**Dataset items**

(begin)

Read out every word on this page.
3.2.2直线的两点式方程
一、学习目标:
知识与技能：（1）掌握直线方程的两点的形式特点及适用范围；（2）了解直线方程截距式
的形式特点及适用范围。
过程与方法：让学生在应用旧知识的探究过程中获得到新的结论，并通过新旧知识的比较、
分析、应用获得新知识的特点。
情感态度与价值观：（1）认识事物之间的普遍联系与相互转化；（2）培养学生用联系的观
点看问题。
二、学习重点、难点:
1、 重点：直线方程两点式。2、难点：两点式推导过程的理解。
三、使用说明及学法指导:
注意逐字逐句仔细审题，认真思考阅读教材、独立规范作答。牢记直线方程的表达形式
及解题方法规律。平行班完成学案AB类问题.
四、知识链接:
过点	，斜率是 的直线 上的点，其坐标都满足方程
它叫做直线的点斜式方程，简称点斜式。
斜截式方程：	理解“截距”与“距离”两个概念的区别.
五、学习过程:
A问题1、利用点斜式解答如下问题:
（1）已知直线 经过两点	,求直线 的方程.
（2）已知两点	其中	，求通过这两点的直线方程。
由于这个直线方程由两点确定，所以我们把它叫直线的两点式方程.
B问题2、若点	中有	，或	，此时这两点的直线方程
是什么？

(end)

**What is asked**
Repeat the whole listing exactly, keeping every line intact.

**Task answer**
Read out every word on this page.
3.2.2直线的两点式方程
一、学习目标:
知识与技能：（1）掌握直线方程的两点的形式特点及适用范围；（2）了解直线方程截距式
的形式特点及适用范围。
过程与方法：让学生在应用旧知识的探究过程中获得到新的结论，并通过新旧知识的比较、
分析、应用获得新知识的特点。
情感态度与价值观：（1）认识事物之间的普遍联系与相互转化；（2）培养学生用联系的观
点看问题。
二、学习重点、难点:
1、 重点：直线方程两点式。2、难点：两点式推导过程的理解。
三、使用说明及学法指导:
注意逐字逐句仔细审题，认真思考阅读教材、独立规范作答。牢记直线方程的表达形式
及解题方法规律。平行班完成学案AB类问题.
四、知识链接:
过点	，斜率是 的直线 上的点，其坐标都满足方程
它叫做直线的点斜式方程，简称点斜式。
斜截式方程：	理解“截距”与“距离”两个概念的区别.
五、学习过程:
A问题1、利用点斜式解答如下问题:
（1）已知直线 经过两点	,求直线 的方程.
（2）已知两点	其中	，求通过这两点的直线方程。
由于这个直线方程由两点确定，所以我们把它叫直线的两点式方程.
B问题2、若点	中有	，或	，此时这两点的直线方程
是什么？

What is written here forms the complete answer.